(begin)

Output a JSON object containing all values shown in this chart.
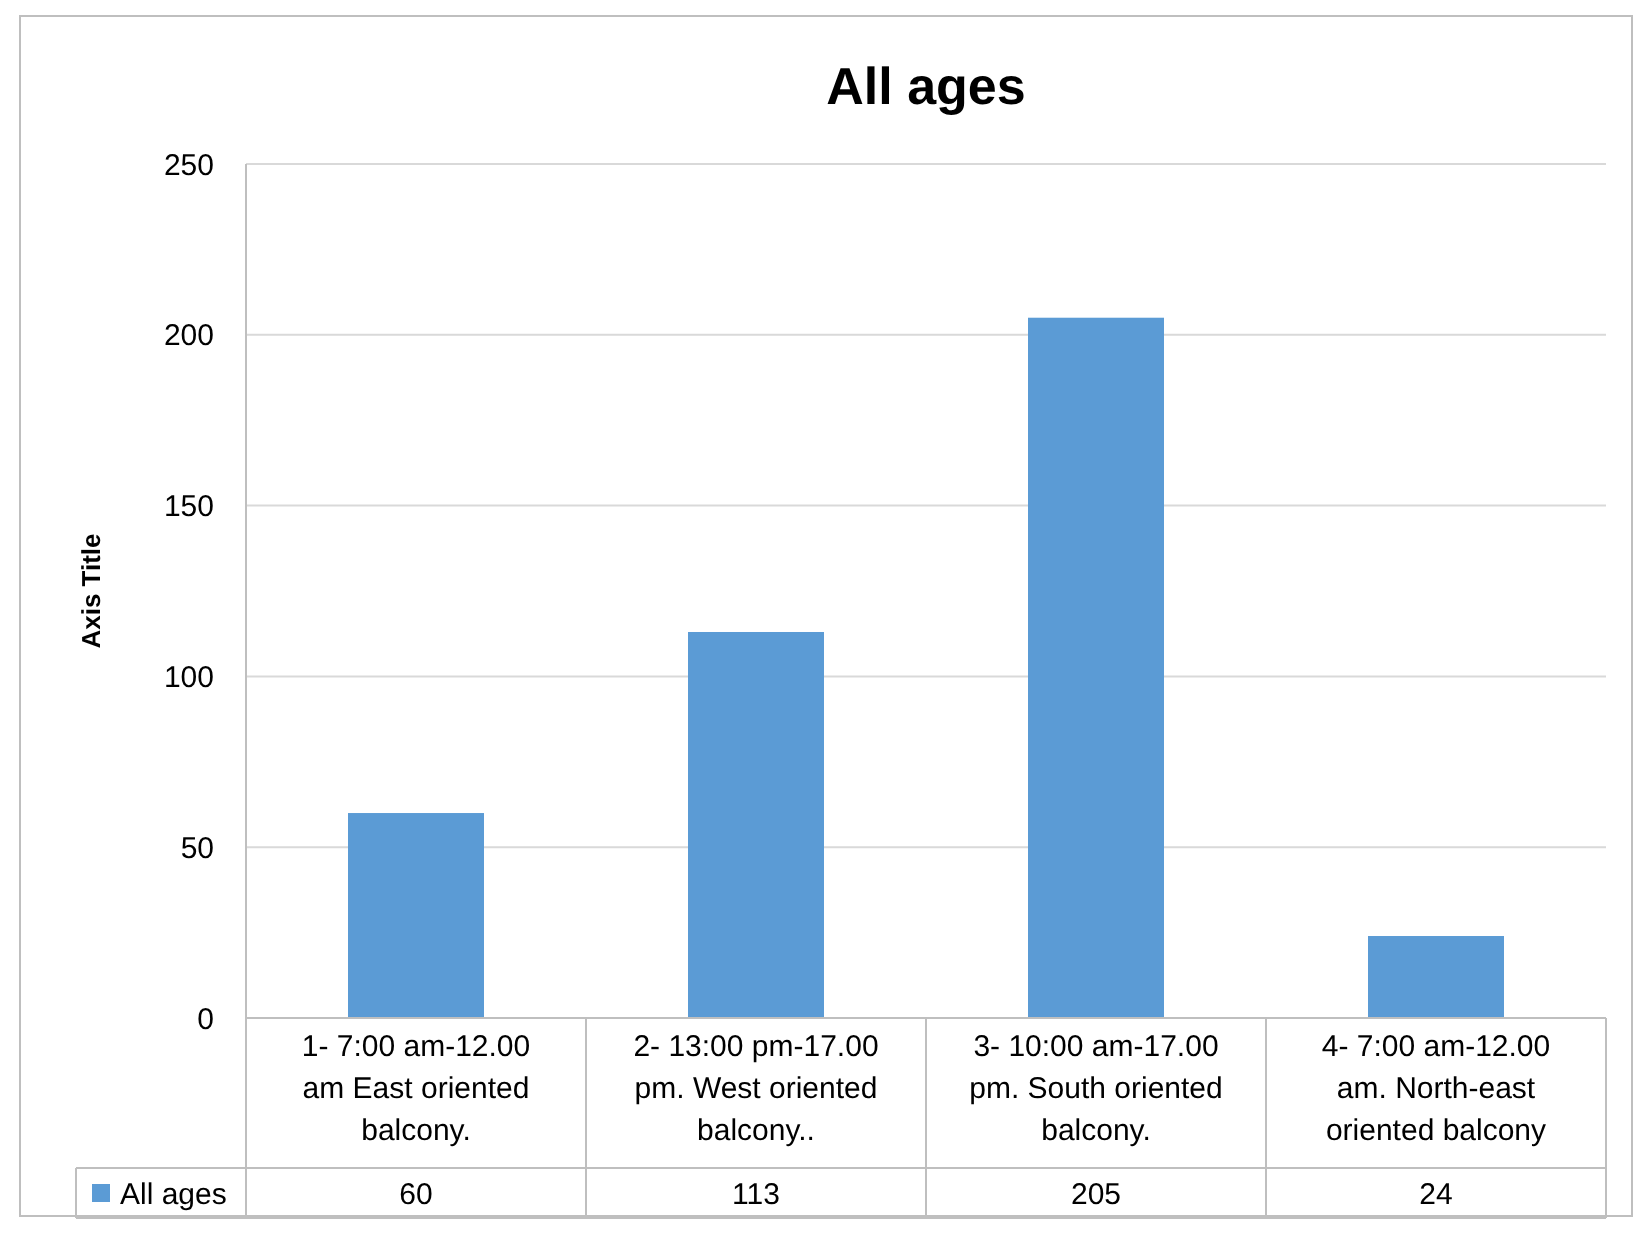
{
  "chart_data": {
    "type": "bar",
    "title": "All ages",
    "ylabel": "Axis Title",
    "categories": [
      "1- 7:00 am-12.00 am East oriented balcony.",
      "2- 13:00 pm-17.00 pm. West oriented balcony..",
      "3- 10:00 am-17.00 pm. South oriented balcony.",
      "4- 7:00 am-12.00 am. North-east oriented balcony"
    ],
    "series": [
      {
        "name": "All ages",
        "color": "#5b9bd5",
        "values": [
          60,
          113,
          205,
          24
        ]
      }
    ],
    "ylim": [
      0,
      250
    ],
    "yticks": [
      0,
      50,
      100,
      150,
      200,
      250
    ],
    "grid": "y",
    "legend": "bottom",
    "data_labels": true
  }
}
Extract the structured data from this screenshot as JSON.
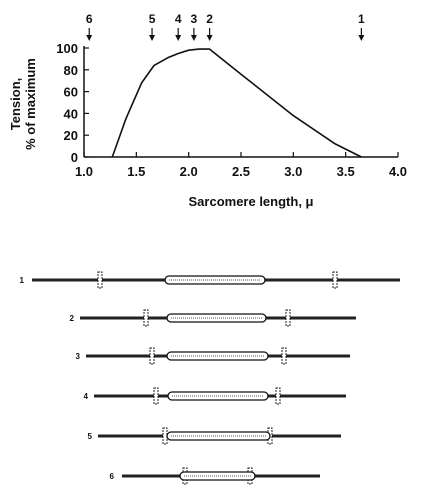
{
  "chart_data": {
    "type": "line",
    "title": "",
    "xlabel": "Sarcomere length, μ",
    "ylabel_lines": [
      "Tension,",
      "% of maximum"
    ],
    "xlim": [
      1.0,
      4.0
    ],
    "ylim": [
      0,
      100
    ],
    "x_ticks": [
      "1.0",
      "1.5",
      "2.0",
      "2.5",
      "3.0",
      "3.5",
      "4.0"
    ],
    "y_ticks": [
      "0",
      "20",
      "40",
      "60",
      "80",
      "100"
    ],
    "series": [
      {
        "x": [
          1.27,
          1.4,
          1.55,
          1.67,
          1.8,
          1.9,
          2.0,
          2.1,
          2.2,
          2.5,
          3.0,
          3.4,
          3.65
        ],
        "y": [
          0,
          35,
          68,
          84,
          91,
          95,
          98,
          99,
          99,
          76,
          38,
          12,
          0
        ]
      }
    ],
    "markers": [
      {
        "label": "6",
        "x": 1.05
      },
      {
        "label": "5",
        "x": 1.65
      },
      {
        "label": "4",
        "x": 1.9
      },
      {
        "label": "3",
        "x": 2.05
      },
      {
        "label": "2",
        "x": 2.2
      },
      {
        "label": "1",
        "x": 3.65
      }
    ],
    "grid": false
  },
  "sarcomere_rows": [
    {
      "label": "1"
    },
    {
      "label": "2"
    },
    {
      "label": "3"
    },
    {
      "label": "4"
    },
    {
      "label": "5"
    },
    {
      "label": "6"
    }
  ]
}
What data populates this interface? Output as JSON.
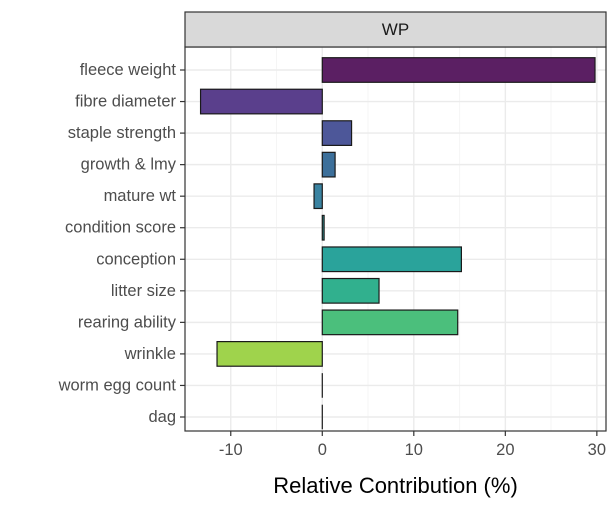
{
  "chart_data": {
    "type": "bar",
    "orientation": "horizontal",
    "facet_label": "WP",
    "xlabel": "Relative Contribution (%)",
    "ylabel": "",
    "xlim": [
      -15,
      31
    ],
    "x_ticks": [
      -10,
      0,
      10,
      20,
      30
    ],
    "grid": true,
    "legend": "none",
    "categories": [
      "fleece weight",
      "fibre diameter",
      "staple strength",
      "growth & lmy",
      "mature wt",
      "condition score",
      "conception",
      "litter size",
      "rearing ability",
      "wrinkle",
      "worm egg count",
      "dag"
    ],
    "values": [
      29.8,
      -13.3,
      3.2,
      1.4,
      -0.9,
      0.2,
      15.2,
      6.2,
      14.8,
      -11.5,
      0.0,
      0.0
    ],
    "bar_colors": [
      "#5b1f63",
      "#5a3f8c",
      "#4d5799",
      "#3c6f9a",
      "#3a83a1",
      "#2e9697",
      "#2aa39b",
      "#31b08e",
      "#4bbf7c",
      "#9fd34c",
      "#b8dc3a",
      "#d8e22d"
    ],
    "colors": {
      "panel_border": "#333333",
      "strip_fill": "#d9d9d9",
      "grid_major": "#ebebeb",
      "grid_minor": "#f5f5f5",
      "axis_text": "#4d4d4d",
      "title_text": "#000000",
      "bar_outline": "#1a1a1a"
    }
  }
}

(end)

> [Goal of the exercise]
Identify each line in the records above that contains the word "JSON", and copy it out in full.

> [Worked solution]
Output a JSON object containing all values shown in this chart.
Extract the structured data from this screenshot as JSON.
What data populates this interface? Output as JSON.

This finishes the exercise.